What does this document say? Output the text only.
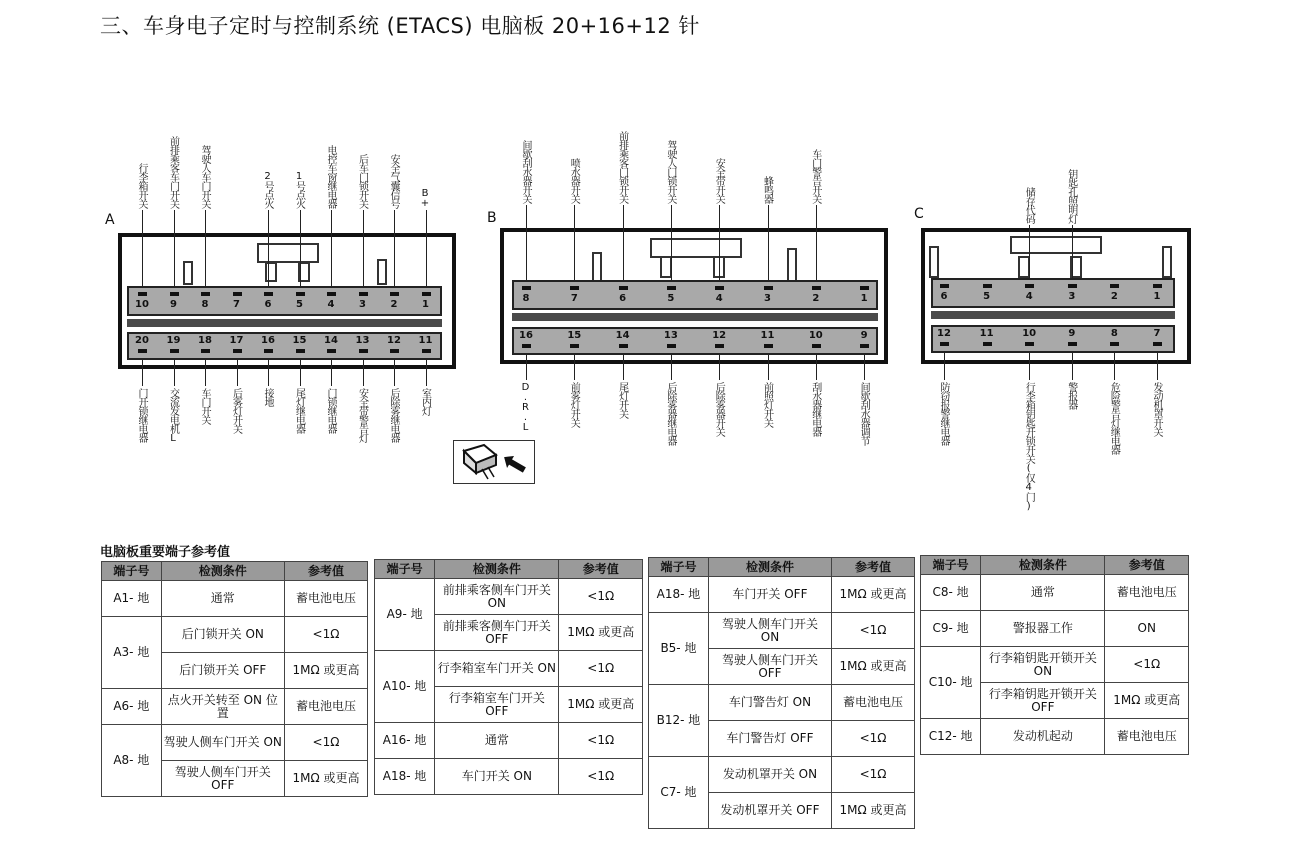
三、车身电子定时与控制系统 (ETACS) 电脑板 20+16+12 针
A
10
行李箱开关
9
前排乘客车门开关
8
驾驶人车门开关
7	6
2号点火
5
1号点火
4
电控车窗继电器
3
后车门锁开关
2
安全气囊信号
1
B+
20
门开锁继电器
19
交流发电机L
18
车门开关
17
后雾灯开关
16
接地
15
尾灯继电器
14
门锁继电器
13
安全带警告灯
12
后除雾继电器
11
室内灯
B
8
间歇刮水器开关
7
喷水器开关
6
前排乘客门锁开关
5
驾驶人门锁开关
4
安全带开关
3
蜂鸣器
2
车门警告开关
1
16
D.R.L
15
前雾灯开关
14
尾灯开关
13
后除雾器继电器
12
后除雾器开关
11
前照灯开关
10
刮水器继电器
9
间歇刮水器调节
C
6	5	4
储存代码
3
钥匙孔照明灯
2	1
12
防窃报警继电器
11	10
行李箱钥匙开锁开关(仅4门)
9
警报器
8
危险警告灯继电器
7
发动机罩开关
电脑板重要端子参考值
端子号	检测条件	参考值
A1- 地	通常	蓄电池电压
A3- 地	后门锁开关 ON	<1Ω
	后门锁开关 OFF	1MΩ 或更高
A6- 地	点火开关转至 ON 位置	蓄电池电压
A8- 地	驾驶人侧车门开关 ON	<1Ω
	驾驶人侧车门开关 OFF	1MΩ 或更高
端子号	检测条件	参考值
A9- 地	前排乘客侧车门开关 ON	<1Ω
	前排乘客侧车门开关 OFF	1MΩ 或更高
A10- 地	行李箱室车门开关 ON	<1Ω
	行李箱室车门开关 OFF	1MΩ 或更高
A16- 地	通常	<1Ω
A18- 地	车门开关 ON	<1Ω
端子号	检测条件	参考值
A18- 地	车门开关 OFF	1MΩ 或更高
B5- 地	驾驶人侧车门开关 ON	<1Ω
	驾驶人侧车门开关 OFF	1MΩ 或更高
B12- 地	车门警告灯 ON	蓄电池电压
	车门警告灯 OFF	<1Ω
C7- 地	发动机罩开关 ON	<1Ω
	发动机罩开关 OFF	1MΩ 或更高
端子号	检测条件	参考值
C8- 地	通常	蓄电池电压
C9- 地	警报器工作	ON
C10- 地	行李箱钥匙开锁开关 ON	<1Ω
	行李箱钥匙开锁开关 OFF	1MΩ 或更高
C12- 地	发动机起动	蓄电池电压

==

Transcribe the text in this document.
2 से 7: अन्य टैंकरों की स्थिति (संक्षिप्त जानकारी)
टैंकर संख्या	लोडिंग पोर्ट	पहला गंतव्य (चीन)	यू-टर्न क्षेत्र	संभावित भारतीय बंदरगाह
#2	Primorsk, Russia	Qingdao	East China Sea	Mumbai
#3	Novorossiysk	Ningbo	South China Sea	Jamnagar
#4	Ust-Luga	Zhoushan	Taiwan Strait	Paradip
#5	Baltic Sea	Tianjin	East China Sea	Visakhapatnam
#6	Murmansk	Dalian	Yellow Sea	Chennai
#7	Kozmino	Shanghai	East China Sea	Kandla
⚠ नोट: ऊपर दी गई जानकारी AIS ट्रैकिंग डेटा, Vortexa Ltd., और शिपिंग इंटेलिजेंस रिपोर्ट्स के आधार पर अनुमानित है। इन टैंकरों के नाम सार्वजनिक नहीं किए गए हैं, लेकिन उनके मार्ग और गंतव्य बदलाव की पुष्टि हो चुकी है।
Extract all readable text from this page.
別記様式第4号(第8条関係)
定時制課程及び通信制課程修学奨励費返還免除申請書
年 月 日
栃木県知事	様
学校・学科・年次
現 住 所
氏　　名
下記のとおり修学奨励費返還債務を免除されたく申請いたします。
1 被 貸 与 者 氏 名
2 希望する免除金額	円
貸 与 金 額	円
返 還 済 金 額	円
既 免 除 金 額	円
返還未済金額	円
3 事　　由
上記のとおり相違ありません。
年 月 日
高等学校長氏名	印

==

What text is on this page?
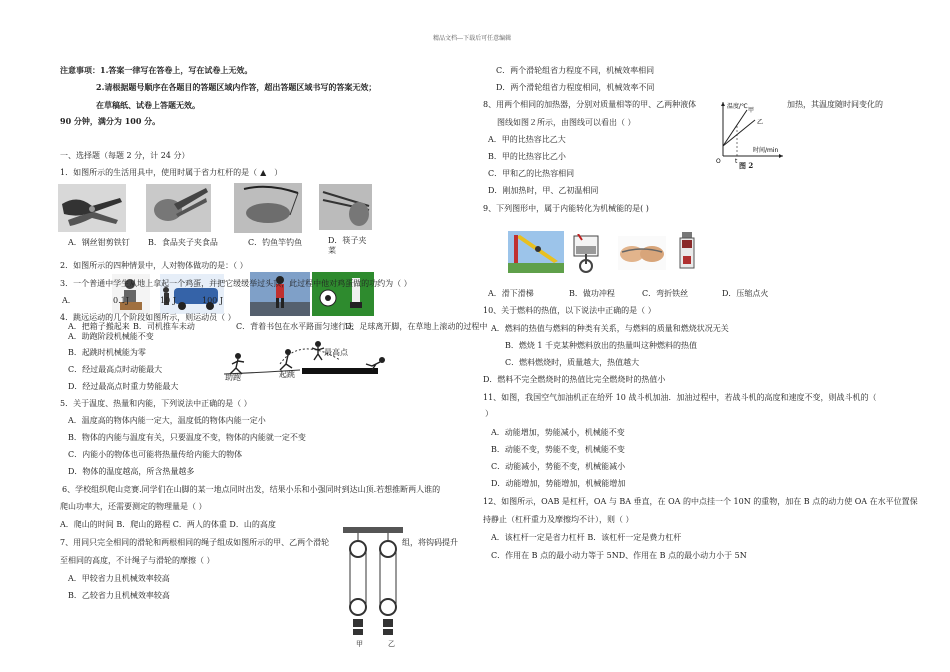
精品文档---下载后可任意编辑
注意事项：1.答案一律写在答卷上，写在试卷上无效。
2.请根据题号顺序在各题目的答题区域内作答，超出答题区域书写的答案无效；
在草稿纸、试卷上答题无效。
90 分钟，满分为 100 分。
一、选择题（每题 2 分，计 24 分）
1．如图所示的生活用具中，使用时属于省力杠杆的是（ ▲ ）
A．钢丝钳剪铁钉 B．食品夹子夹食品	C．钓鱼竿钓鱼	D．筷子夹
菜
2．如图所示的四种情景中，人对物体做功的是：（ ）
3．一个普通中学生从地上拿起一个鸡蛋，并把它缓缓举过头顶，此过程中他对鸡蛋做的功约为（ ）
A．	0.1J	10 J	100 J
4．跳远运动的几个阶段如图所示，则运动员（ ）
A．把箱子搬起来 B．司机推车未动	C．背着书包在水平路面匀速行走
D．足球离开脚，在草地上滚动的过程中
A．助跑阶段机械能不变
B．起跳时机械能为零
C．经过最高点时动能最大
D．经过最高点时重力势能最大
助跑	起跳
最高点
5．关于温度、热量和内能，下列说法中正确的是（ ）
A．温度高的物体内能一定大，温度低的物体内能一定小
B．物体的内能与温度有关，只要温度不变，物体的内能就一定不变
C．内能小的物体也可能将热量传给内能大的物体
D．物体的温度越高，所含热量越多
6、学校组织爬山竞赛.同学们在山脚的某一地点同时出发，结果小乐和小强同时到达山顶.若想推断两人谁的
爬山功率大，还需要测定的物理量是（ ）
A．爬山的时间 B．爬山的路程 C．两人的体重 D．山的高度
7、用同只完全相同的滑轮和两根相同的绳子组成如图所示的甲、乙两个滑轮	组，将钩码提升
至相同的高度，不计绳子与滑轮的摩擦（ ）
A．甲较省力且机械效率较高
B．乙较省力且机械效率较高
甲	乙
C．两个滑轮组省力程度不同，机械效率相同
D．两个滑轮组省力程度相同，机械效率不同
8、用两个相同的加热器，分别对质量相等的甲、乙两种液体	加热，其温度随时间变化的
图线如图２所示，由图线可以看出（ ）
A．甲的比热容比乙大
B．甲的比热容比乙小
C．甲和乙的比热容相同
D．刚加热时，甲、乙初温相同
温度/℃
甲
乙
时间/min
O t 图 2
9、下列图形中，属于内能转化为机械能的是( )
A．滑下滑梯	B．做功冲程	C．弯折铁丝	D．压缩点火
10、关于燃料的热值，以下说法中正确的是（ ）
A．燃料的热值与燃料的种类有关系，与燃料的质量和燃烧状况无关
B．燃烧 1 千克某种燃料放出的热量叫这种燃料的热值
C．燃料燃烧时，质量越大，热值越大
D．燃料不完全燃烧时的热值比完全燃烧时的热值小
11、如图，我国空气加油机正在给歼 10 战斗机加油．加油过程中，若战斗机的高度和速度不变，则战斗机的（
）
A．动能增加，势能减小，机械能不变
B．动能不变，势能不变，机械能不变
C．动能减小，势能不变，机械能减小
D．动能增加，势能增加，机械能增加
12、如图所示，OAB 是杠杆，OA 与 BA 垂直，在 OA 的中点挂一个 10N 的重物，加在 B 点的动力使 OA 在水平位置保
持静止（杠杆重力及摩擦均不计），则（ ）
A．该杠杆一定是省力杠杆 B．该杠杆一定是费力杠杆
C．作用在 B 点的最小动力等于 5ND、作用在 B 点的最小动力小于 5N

▶ Description of the task: Copy each line that holds the word "发动机罩开关".

▶ Solution to this problem:
发动机罩开关
C7- 地	发动机罩开关 ON	<1Ω
	发动机罩开关 OFF	1MΩ 或更高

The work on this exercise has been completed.